_DATA TO PROCESS_.
****

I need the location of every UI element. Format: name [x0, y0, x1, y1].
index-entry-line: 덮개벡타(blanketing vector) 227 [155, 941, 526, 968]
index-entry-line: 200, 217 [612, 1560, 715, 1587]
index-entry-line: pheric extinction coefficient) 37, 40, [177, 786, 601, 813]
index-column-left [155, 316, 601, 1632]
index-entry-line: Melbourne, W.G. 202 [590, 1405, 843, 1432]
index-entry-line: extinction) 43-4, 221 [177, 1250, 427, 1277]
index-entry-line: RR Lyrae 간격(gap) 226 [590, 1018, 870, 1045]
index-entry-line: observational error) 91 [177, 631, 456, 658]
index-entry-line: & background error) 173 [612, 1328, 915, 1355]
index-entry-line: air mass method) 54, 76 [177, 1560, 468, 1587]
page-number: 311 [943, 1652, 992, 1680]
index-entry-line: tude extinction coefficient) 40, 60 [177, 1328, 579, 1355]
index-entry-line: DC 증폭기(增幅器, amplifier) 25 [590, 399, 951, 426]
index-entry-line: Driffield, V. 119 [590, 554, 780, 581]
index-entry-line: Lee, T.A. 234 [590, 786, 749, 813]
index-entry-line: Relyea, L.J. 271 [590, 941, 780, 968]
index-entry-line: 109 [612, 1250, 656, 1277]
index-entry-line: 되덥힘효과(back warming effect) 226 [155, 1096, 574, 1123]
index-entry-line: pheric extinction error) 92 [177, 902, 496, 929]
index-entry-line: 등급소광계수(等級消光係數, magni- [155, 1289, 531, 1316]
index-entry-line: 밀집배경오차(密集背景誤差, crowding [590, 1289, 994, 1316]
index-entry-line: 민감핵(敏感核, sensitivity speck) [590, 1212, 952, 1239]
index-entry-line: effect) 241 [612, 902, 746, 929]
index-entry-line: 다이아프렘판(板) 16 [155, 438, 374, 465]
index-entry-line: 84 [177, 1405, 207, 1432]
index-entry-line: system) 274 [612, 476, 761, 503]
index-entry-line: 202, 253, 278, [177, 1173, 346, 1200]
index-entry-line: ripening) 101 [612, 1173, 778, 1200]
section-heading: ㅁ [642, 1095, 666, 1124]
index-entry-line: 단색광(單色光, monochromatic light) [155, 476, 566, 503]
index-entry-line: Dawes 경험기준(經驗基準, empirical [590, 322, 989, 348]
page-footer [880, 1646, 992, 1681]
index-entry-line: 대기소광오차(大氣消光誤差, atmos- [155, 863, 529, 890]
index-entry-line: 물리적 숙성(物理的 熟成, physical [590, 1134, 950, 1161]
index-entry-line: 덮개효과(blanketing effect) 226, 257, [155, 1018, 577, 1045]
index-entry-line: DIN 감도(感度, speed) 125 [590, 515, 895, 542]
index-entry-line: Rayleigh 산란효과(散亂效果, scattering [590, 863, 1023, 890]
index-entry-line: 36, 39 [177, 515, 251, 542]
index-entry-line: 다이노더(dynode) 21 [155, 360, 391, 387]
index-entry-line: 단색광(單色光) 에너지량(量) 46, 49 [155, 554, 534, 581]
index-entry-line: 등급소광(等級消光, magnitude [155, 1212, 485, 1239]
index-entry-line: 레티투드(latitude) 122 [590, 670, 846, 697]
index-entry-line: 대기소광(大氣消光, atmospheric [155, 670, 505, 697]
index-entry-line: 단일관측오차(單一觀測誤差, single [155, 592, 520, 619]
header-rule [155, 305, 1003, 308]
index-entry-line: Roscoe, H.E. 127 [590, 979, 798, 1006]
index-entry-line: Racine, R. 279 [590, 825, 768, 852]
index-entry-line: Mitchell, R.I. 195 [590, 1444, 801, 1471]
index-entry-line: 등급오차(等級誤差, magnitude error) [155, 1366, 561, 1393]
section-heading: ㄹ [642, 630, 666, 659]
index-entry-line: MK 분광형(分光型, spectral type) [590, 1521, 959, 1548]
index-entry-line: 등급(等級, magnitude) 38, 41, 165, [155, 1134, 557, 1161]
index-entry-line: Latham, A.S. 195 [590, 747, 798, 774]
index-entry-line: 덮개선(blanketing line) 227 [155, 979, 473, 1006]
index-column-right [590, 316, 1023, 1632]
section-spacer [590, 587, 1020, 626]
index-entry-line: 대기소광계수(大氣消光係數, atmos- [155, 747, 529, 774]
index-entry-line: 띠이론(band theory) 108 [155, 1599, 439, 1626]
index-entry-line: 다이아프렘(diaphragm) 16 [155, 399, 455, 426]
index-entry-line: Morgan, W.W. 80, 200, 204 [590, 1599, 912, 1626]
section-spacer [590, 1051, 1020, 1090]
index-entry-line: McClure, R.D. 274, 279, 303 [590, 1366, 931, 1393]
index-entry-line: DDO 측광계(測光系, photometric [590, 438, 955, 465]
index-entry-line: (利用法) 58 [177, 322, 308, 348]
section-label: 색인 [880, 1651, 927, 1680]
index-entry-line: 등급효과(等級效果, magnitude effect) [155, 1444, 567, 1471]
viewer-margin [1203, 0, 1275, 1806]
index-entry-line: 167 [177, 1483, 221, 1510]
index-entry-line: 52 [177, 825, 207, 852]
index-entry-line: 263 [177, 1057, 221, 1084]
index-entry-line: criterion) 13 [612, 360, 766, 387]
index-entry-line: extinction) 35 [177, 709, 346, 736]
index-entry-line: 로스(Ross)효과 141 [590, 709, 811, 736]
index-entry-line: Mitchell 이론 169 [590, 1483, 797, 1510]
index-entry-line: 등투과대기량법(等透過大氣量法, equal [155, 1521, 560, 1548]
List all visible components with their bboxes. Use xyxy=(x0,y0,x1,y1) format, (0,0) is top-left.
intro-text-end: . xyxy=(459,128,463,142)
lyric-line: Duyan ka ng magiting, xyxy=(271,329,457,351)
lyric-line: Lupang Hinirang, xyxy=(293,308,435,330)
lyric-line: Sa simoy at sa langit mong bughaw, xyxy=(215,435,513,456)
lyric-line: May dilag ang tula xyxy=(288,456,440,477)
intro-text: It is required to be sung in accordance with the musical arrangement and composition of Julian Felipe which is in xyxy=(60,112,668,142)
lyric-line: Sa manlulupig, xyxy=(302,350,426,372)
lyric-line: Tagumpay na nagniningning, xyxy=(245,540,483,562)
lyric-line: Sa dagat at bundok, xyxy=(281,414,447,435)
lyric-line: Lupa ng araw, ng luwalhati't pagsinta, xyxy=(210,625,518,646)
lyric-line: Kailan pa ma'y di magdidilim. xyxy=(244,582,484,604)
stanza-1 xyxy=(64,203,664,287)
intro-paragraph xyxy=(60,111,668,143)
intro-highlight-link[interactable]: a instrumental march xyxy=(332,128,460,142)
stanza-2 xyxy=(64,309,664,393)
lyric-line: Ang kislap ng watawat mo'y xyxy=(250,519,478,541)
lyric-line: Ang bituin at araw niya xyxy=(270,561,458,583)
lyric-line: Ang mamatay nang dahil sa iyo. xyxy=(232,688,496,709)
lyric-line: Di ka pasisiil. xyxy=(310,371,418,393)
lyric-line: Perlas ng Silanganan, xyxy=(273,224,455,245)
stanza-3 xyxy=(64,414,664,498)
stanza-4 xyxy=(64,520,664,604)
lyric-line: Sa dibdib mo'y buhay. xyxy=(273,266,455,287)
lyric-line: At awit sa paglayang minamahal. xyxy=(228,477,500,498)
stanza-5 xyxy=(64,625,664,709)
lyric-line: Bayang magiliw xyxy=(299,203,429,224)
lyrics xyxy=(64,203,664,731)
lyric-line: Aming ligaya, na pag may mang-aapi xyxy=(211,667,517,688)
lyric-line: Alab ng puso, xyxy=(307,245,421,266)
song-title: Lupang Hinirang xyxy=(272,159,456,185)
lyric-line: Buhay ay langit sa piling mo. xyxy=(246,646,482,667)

****

_WRITTEN EXERCISE_. Rewrite all of the records above, replacing each occurrence of "lyric-line" with "verse-line" and leaving every other character untouched.

_FULL ANSWER_.
I need the location of every UI element. Format: name [x0, y0, x1, y1].
index-entry-line: 덮개벡타(blanketing vector) 227 [155, 941, 526, 968]
index-entry-line: 200, 217 [612, 1560, 715, 1587]
index-entry-line: pheric extinction coefficient) 37, 40, [177, 786, 601, 813]
index-column-left [155, 316, 601, 1632]
index-entry-line: Melbourne, W.G. 202 [590, 1405, 843, 1432]
index-entry-line: extinction) 43-4, 221 [177, 1250, 427, 1277]
index-entry-line: RR Lyrae 간격(gap) 226 [590, 1018, 870, 1045]
index-entry-line: observational error) 91 [177, 631, 456, 658]
index-entry-line: & background error) 173 [612, 1328, 915, 1355]
index-entry-line: air mass method) 54, 76 [177, 1560, 468, 1587]
page-number: 311 [943, 1652, 992, 1680]
index-entry-line: tude extinction coefficient) 40, 60 [177, 1328, 579, 1355]
index-entry-line: DC 증폭기(增幅器, amplifier) 25 [590, 399, 951, 426]
index-entry-line: Driffield, V. 119 [590, 554, 780, 581]
index-entry-line: Lee, T.A. 234 [590, 786, 749, 813]
index-entry-line: Relyea, L.J. 271 [590, 941, 780, 968]
index-entry-line: 109 [612, 1250, 656, 1277]
index-entry-line: 되덥힘효과(back warming effect) 226 [155, 1096, 574, 1123]
index-entry-line: pheric extinction error) 92 [177, 902, 496, 929]
index-entry-line: 등급소광계수(等級消光係數, magni- [155, 1289, 531, 1316]
index-entry-line: 밀집배경오차(密集背景誤差, crowding [590, 1289, 994, 1316]
index-entry-line: 민감핵(敏感核, sensitivity speck) [590, 1212, 952, 1239]
index-entry-line: effect) 241 [612, 902, 746, 929]
index-entry-line: 다이아프렘판(板) 16 [155, 438, 374, 465]
index-entry-line: 84 [177, 1405, 207, 1432]
index-entry-line: system) 274 [612, 476, 761, 503]
index-entry-line: 202, 253, 278, [177, 1173, 346, 1200]
index-entry-line: ripening) 101 [612, 1173, 778, 1200]
section-heading: ㅁ [642, 1095, 666, 1124]
index-entry-line: 단색광(單色光, monochromatic light) [155, 476, 566, 503]
index-entry-line: Dawes 경험기준(經驗基準, empirical [590, 322, 989, 348]
page-footer [880, 1646, 992, 1681]
index-entry-line: 대기소광오차(大氣消光誤差, atmos- [155, 863, 529, 890]
index-entry-line: 물리적 숙성(物理的 熟成, physical [590, 1134, 950, 1161]
index-entry-line: 덮개효과(blanketing effect) 226, 257, [155, 1018, 577, 1045]
index-entry-line: DIN 감도(感度, speed) 125 [590, 515, 895, 542]
index-entry-line: Rayleigh 산란효과(散亂效果, scattering [590, 863, 1023, 890]
index-entry-line: 36, 39 [177, 515, 251, 542]
index-entry-line: 다이노더(dynode) 21 [155, 360, 391, 387]
index-entry-line: 단색광(單色光) 에너지량(量) 46, 49 [155, 554, 534, 581]
index-entry-line: 등급소광(等級消光, magnitude [155, 1212, 485, 1239]
index-entry-line: 레티투드(latitude) 122 [590, 670, 846, 697]
index-entry-line: 대기소광(大氣消光, atmospheric [155, 670, 505, 697]
index-entry-line: 단일관측오차(單一觀測誤差, single [155, 592, 520, 619]
header-rule [155, 305, 1003, 308]
index-entry-line: Roscoe, H.E. 127 [590, 979, 798, 1006]
index-entry-line: Racine, R. 279 [590, 825, 768, 852]
index-entry-line: Mitchell, R.I. 195 [590, 1444, 801, 1471]
index-entry-line: 등급오차(等級誤差, magnitude error) [155, 1366, 561, 1393]
section-heading: ㄹ [642, 630, 666, 659]
index-entry-line: MK 분광형(分光型, spectral type) [590, 1521, 959, 1548]
index-entry-line: 등급(等級, magnitude) 38, 41, 165, [155, 1134, 557, 1161]
index-entry-line: Latham, A.S. 195 [590, 747, 798, 774]
index-entry-line: 덮개선(blanketing line) 227 [155, 979, 473, 1006]
index-column-right [590, 316, 1023, 1632]
section-spacer [590, 587, 1020, 626]
index-entry-line: 대기소광계수(大氣消光係數, atmos- [155, 747, 529, 774]
index-entry-line: 띠이론(band theory) 108 [155, 1599, 439, 1626]
index-entry-line: 다이아프렘(diaphragm) 16 [155, 399, 455, 426]
index-entry-line: Morgan, W.W. 80, 200, 204 [590, 1599, 912, 1626]
section-spacer [590, 1051, 1020, 1090]
index-entry-line: McClure, R.D. 274, 279, 303 [590, 1366, 931, 1393]
index-entry-line: DDO 측광계(測光系, photometric [590, 438, 955, 465]
index-entry-line: (利用法) 58 [177, 322, 308, 348]
section-label: 색인 [880, 1651, 927, 1680]
index-entry-line: 등급효과(等級效果, magnitude effect) [155, 1444, 567, 1471]
viewer-margin [1203, 0, 1275, 1806]
index-entry-line: 167 [177, 1483, 221, 1510]
index-entry-line: 52 [177, 825, 207, 852]
index-entry-line: 263 [177, 1057, 221, 1084]
index-entry-line: criterion) 13 [612, 360, 766, 387]
index-entry-line: extinction) 35 [177, 709, 346, 736]
index-entry-line: 로스(Ross)효과 141 [590, 709, 811, 736]
index-entry-line: Mitchell 이론 169 [590, 1483, 797, 1510]
index-entry-line: 등투과대기량법(等透過大氣量法, equal [155, 1521, 560, 1548]
List all visible components with their bboxes. Use xyxy=(x0,y0,x1,y1) format, (0,0) is top-left.
intro-text-end: . xyxy=(459,128,463,142)
verse-line: Duyan ka ng magiting, xyxy=(271,329,457,351)
verse-line: Lupang Hinirang, xyxy=(293,308,435,330)
verse-line: Sa simoy at sa langit mong bughaw, xyxy=(215,435,513,456)
verse-line: May dilag ang tula xyxy=(288,456,440,477)
intro-text: It is required to be sung in accordance with the musical arrangement and composition of Julian Felipe which is in xyxy=(60,112,668,142)
verse-line: Sa manlulupig, xyxy=(302,350,426,372)
verse-line: Tagumpay na nagniningning, xyxy=(245,540,483,562)
verse-line: Sa dagat at bundok, xyxy=(281,414,447,435)
verse-line: Lupa ng araw, ng luwalhati't pagsinta, xyxy=(210,625,518,646)
verse-line: Kailan pa ma'y di magdidilim. xyxy=(244,582,484,604)
stanza-1 xyxy=(64,203,664,287)
intro-paragraph xyxy=(60,111,668,143)
intro-highlight-link[interactable]: a instrumental march xyxy=(332,128,460,142)
stanza-2 xyxy=(64,309,664,393)
verse-line: Ang kislap ng watawat mo'y xyxy=(250,519,478,541)
verse-line: Ang bituin at araw niya xyxy=(270,561,458,583)
verse-line: Ang mamatay nang dahil sa iyo. xyxy=(232,688,496,709)
verse-line: Di ka pasisiil. xyxy=(310,371,418,393)
verse-line: Perlas ng Silanganan, xyxy=(273,224,455,245)
stanza-3 xyxy=(64,414,664,498)
stanza-4 xyxy=(64,520,664,604)
verse-line: Sa dibdib mo'y buhay. xyxy=(273,266,455,287)
verse-line: At awit sa paglayang minamahal. xyxy=(228,477,500,498)
stanza-5 xyxy=(64,625,664,709)
verse-line: Bayang magiliw xyxy=(299,203,429,224)
lyrics xyxy=(64,203,664,731)
verse-line: Aming ligaya, na pag may mang-aapi xyxy=(211,667,517,688)
verse-line: Alab ng puso, xyxy=(307,245,421,266)
song-title: Lupang Hinirang xyxy=(272,159,456,185)
verse-line: Buhay ay langit sa piling mo. xyxy=(246,646,482,667)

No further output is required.